• THE TASK
Search the records below for the word "page" and show every line where it occurs.

[Dataset rows]
--- BEGIN ---

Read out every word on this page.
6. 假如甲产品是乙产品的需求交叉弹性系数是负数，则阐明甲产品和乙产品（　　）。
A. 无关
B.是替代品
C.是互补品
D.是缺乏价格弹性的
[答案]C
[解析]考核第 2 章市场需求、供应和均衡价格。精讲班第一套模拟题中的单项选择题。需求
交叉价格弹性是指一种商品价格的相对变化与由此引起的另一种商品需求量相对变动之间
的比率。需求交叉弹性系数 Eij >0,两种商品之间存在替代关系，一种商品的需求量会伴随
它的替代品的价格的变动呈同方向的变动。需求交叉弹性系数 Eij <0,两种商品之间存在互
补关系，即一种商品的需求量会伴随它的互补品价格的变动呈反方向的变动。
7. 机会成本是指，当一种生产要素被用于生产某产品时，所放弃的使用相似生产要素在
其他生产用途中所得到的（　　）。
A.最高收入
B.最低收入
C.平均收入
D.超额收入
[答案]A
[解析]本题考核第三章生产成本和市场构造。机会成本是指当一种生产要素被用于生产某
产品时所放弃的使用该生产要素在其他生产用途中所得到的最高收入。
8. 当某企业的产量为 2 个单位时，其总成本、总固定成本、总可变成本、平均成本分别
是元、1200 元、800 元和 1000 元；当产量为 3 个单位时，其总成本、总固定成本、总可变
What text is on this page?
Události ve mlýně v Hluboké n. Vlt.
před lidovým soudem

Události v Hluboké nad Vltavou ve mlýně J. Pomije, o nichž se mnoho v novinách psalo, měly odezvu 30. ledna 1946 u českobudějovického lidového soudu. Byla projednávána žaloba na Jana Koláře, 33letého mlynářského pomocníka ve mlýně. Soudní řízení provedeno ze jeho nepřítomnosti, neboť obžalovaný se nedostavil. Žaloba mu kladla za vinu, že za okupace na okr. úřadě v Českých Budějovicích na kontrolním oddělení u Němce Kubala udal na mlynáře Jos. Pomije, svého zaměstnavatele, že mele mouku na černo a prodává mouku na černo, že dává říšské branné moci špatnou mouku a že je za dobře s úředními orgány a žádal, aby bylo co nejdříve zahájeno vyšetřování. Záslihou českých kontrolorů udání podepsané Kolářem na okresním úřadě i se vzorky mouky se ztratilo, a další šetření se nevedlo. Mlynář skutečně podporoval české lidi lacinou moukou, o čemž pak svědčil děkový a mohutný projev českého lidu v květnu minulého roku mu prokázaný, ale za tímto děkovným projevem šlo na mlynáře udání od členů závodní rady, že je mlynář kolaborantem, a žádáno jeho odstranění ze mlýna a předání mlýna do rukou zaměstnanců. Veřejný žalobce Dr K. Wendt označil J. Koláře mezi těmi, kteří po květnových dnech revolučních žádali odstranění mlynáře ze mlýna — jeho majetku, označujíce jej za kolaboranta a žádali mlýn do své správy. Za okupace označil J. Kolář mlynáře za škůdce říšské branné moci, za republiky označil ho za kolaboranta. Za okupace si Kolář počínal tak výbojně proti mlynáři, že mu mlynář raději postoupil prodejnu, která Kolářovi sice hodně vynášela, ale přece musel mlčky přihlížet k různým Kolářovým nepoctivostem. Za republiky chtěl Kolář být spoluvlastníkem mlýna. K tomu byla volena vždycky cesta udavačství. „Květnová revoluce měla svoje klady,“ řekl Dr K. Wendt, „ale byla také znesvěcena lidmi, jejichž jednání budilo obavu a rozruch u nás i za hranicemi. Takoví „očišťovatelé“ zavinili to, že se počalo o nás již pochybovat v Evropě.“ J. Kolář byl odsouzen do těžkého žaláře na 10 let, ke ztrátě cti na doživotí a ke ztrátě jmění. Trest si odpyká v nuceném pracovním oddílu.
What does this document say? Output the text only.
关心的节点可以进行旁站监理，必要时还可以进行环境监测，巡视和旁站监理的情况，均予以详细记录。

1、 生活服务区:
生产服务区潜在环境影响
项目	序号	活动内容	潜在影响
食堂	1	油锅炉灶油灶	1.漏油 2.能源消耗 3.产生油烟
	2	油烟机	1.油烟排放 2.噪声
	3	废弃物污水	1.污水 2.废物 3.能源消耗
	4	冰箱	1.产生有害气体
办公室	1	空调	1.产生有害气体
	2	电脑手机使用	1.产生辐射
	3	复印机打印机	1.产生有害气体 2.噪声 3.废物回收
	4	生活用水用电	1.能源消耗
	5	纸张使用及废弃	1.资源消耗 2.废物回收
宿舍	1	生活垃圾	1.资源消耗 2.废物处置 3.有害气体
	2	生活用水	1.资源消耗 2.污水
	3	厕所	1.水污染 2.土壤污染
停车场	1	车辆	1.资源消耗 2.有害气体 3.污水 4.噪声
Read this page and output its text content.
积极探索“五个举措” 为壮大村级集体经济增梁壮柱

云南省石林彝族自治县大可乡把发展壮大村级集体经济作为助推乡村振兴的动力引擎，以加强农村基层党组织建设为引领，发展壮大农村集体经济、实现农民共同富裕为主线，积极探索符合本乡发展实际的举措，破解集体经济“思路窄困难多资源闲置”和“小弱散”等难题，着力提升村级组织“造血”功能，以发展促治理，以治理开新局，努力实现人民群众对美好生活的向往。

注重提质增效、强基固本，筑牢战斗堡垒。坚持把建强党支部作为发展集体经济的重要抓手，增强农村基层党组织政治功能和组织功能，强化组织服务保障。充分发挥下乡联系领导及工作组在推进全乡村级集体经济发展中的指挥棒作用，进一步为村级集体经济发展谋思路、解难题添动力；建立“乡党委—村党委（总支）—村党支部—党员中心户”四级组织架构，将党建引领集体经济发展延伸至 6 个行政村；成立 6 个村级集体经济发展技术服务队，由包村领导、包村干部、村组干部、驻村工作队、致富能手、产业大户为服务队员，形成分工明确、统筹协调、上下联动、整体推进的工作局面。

--- END ---

• EXERCISE OUTPUT
Read out every word on this page.
What text is on this page?
Read this page and output its text content.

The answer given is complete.